(Stored records)

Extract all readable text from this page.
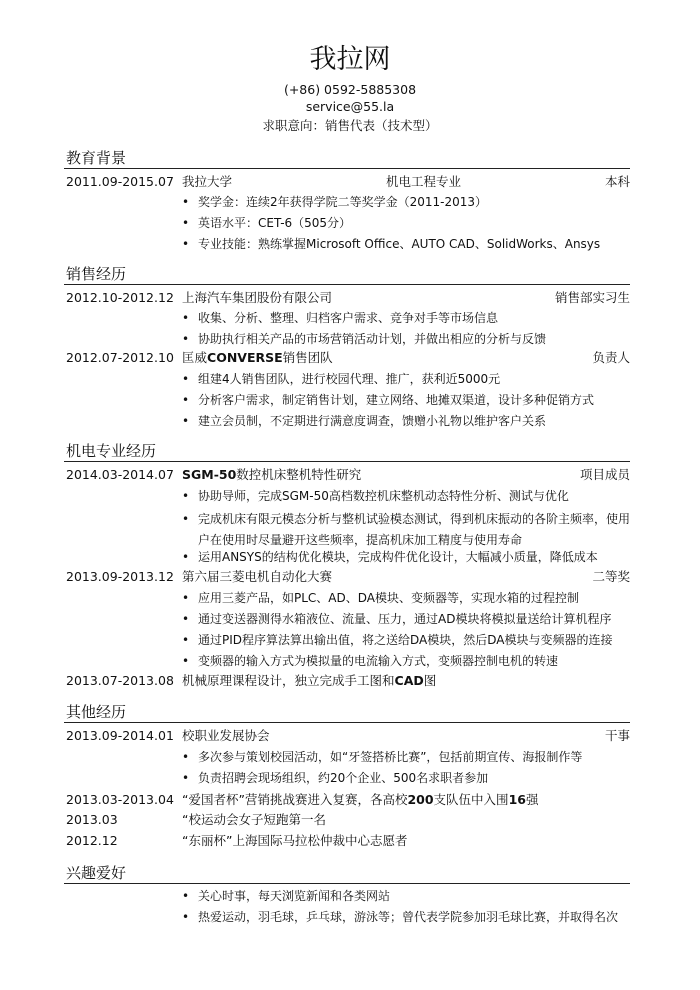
我拉网
(+86) 0592-5885308
service@55.la
求职意向：销售代表（技术型）
教育背景
2011.09-2015.07 我拉大学	机电工程专业	本科
• 奖学金：连续2年获得学院二等奖学金（2011-2013）
• 英语水平：CET-6（505分）
• 专业技能：熟练掌握Microsoft Office、AUTO CAD、SolidWorks、Ansys
销售经历
2012.10-2012.12 上海汽车集团股份有限公司	销售部实习生
• 收集、分析、整理、归档客户需求、竞争对手等市场信息
• 协助执行相关产品的市场营销活动计划，并做出相应的分析与反馈
2012.07-2012.10 匡威CONVERSE销售团队	负责人
• 组建4人销售团队，进行校园代理、推广，获利近5000元
• 分析客户需求，制定销售计划，建立网络、地摊双渠道，设计多种促销方式
• 建立会员制，不定期进行满意度调查，馈赠小礼物以维护客户关系
机电专业经历
2014.03-2014.07 SGM-50数控机床整机特性研究	项目成员
• 协助导师，完成SGM-50高档数控机床整机动态特性分析、测试与优化
• 完成机床有限元模态分析与整机试验模态测试，得到机床振动的各阶主频率，使用户在使用时尽量避开这些频率，提高机床加工精度与使用寿命
• 运用ANSYS的结构优化模块，完成构件优化设计，大幅减小质量，降低成本
2013.09-2013.12 第六届三菱电机自动化大赛	二等奖
• 应用三菱产品，如PLC、AD、DA模块、变频器等，实现水箱的过程控制
• 通过变送器测得水箱液位、流量、压力，通过AD模块将模拟量送给计算机程序
• 通过PID程序算法算出输出值，将之送给DA模块，然后DA模块与变频器的连接
• 变频器的输入方式为模拟量的电流输入方式，变频器控制电机的转速
2013.07-2013.08 机械原理课程设计，独立完成手工图和CAD图
其他经历
2013.09-2014.01 校职业发展协会	干事
• 多次参与策划校园活动，如“牙签搭桥比赛”，包括前期宣传、海报制作等
• 负责招聘会现场组织，约20个企业、500名求职者参加
2013.03-2013.04 “爱国者杯”营销挑战赛进入复赛，各高校200支队伍中入围16强
2013.03	“校运动会女子短跑第一名
2012.12	“东丽杯”上海国际马拉松仲裁中心志愿者
兴趣爱好
• 关心时事，每天浏览新闻和各类网站
• 热爱运动，羽毛球，乒乓球，游泳等；曾代表学院参加羽毛球比赛，并取得名次
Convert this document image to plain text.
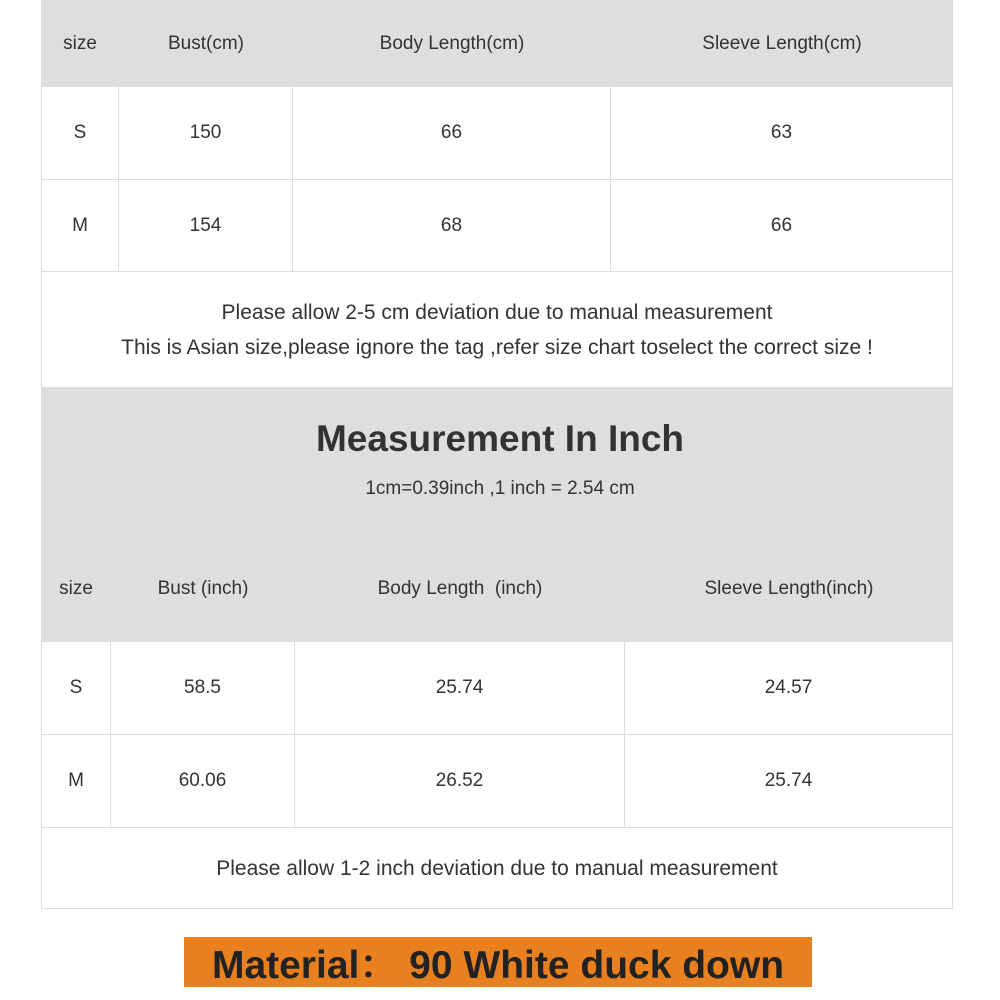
size	Bust(cm)	Body Length(cm)	Sleeve Length(cm)
S	150	66	63
M	154	68	66
Please allow 2-5 cm deviation due to manual measurement
This is Asian size,please ignore the tag ,refer size chart toselect the correct size !
Measurement In Inch
1cm=0.39inch ,1 inch = 2.54 cm
size	Bust (inch)	Body Length  (inch)	Sleeve Length(inch)
S	58.5	25.74	24.57
M	60.06	26.52	25.74
Please allow 1-2 inch deviation due to manual measurement
Material： 90 White duck down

**Aim of the task**: Every entry must be written out exactly, with all pictures left out.

**Exercise response**:
Extract all readable text from this page.
我拉网
(+86) 0592-5885308
service@55.la
求职意向：销售代表（技术型）
教育背景
2011.09-2015.07 我拉大学	机电工程专业	本科
• 奖学金：连续2年获得学院二等奖学金（2011-2013）
• 英语水平：CET-6（505分）
• 专业技能：熟练掌握Microsoft Office、AUTO CAD、SolidWorks、Ansys
销售经历
2012.10-2012.12 上海汽车集团股份有限公司	销售部实习生
• 收集、分析、整理、归档客户需求、竞争对手等市场信息
• 协助执行相关产品的市场营销活动计划，并做出相应的分析与反馈
2012.07-2012.10 匡威CONVERSE销售团队	负责人
• 组建4人销售团队，进行校园代理、推广，获利近5000元
• 分析客户需求，制定销售计划，建立网络、地摊双渠道，设计多种促销方式
• 建立会员制，不定期进行满意度调查，馈赠小礼物以维护客户关系
机电专业经历
2014.03-2014.07 SGM-50数控机床整机特性研究	项目成员
• 协助导师，完成SGM-50高档数控机床整机动态特性分析、测试与优化
• 完成机床有限元模态分析与整机试验模态测试，得到机床振动的各阶主频率，使用户在使用时尽量避开这些频率，提高机床加工精度与使用寿命
• 运用ANSYS的结构优化模块，完成构件优化设计，大幅减小质量，降低成本
2013.09-2013.12 第六届三菱电机自动化大赛	二等奖
• 应用三菱产品，如PLC、AD、DA模块、变频器等，实现水箱的过程控制
• 通过变送器测得水箱液位、流量、压力，通过AD模块将模拟量送给计算机程序
• 通过PID程序算法算出输出值，将之送给DA模块，然后DA模块与变频器的连接
• 变频器的输入方式为模拟量的电流输入方式，变频器控制电机的转速
2013.07-2013.08 机械原理课程设计，独立完成手工图和CAD图
其他经历
2013.09-2014.01 校职业发展协会	干事
• 多次参与策划校园活动，如“牙签搭桥比赛”，包括前期宣传、海报制作等
• 负责招聘会现场组织，约20个企业、500名求职者参加
2013.03-2013.04 “爱国者杯”营销挑战赛进入复赛，各高校200支队伍中入围16强
2013.03	“校运动会女子短跑第一名
2012.12	“东丽杯”上海国际马拉松仲裁中心志愿者
兴趣爱好
• 关心时事，每天浏览新闻和各类网站
• 热爱运动，羽毛球，乒乓球，游泳等；曾代表学院参加羽毛球比赛，并取得名次
Convert this document image to plain text.
size	Bust(cm)	Body Length(cm)	Sleeve Length(cm)
S	150	66	63
M	154	68	66
Please allow 2-5 cm deviation due to manual measurement
This is Asian size,please ignore the tag ,refer size chart toselect the correct size !
Measurement In Inch
1cm=0.39inch ,1 inch = 2.54 cm
size	Bust (inch)	Body Length  (inch)	Sleeve Length(inch)
S	58.5	25.74	24.57
M	60.06	26.52	25.74
Please allow 1-2 inch deviation due to manual measurement
Material： 90 White duck down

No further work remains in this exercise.